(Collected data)
+ + + +

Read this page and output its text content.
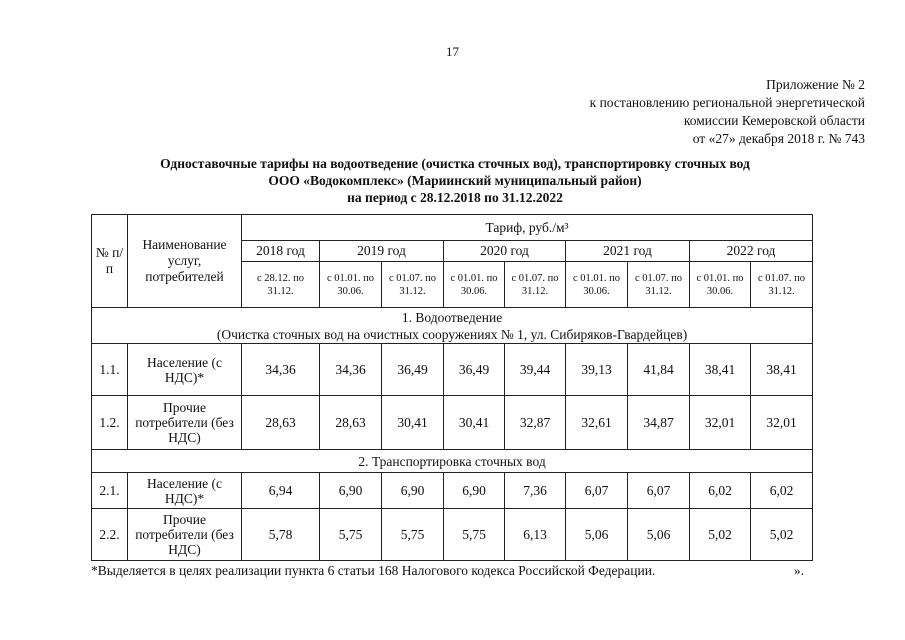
17
Приложение № 2
к постановлению региональной энергетической
комиссии Кемеровской области
от «27» декабря 2018 г. № 743
Одноставочные тарифы на водоотведение (очистка сточных вод), транспортировку сточных вод
ООО «Водокомплекс» (Мариинский муниципальный район)
на период с 28.12.2018 по 31.12.2022
№ п/п	Наименование услуг, потребителей	Тариф, руб./м³								
		2018 год	2019 год		2020 год		2021 год		2022 год	
		с 28.12. по 31.12.	с 01.01. по 30.06.	с 01.07. по 31.12.	с 01.01. по 30.06.	с 01.07. по 31.12.	с 01.01. по 30.06.	с 01.07. по 31.12.	с 01.01. по 30.06.	с 01.07. по 31.12.

1. Водоотведение
(Очистка сточных вод на очистных сооружениях № 1, ул. Сибиряков-Гвардейцев)										

1.1.	Население (с НДС)*	34,36	34,36	36,49	36,49	39,44	39,13	41,84	38,41	38,41
1.2.	Прочие потребители (без НДС)	28,63	28,63	30,41	30,41	32,87	32,61	34,87	32,01	32,01
2. Транспортировка сточных вод										
2.1.	Население (с НДС)*	6,94	6,90	6,90	6,90	7,36	6,07	6,07	6,02	6,02
2.2.	Прочие потребители (без НДС)	5,78	5,75	5,75	5,75	6,13	5,06	5,06	5,02	5,02
*Выделяется в целях реализации пункта 6 статьи 168 Налогового кодекса Российской Федерации.	».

+ + + +

TASK GOAL: Pick out the lines containing the string "Население".

EXERCISE RESULT:
1.1.	Население (с НДС)*	34,36	34,36	36,49	36,49	39,44	39,13	41,84	38,41	38,41
2.1.	Население (с НДС)*	6,94	6,90	6,90	6,90	7,36	6,07	6,07	6,02	6,02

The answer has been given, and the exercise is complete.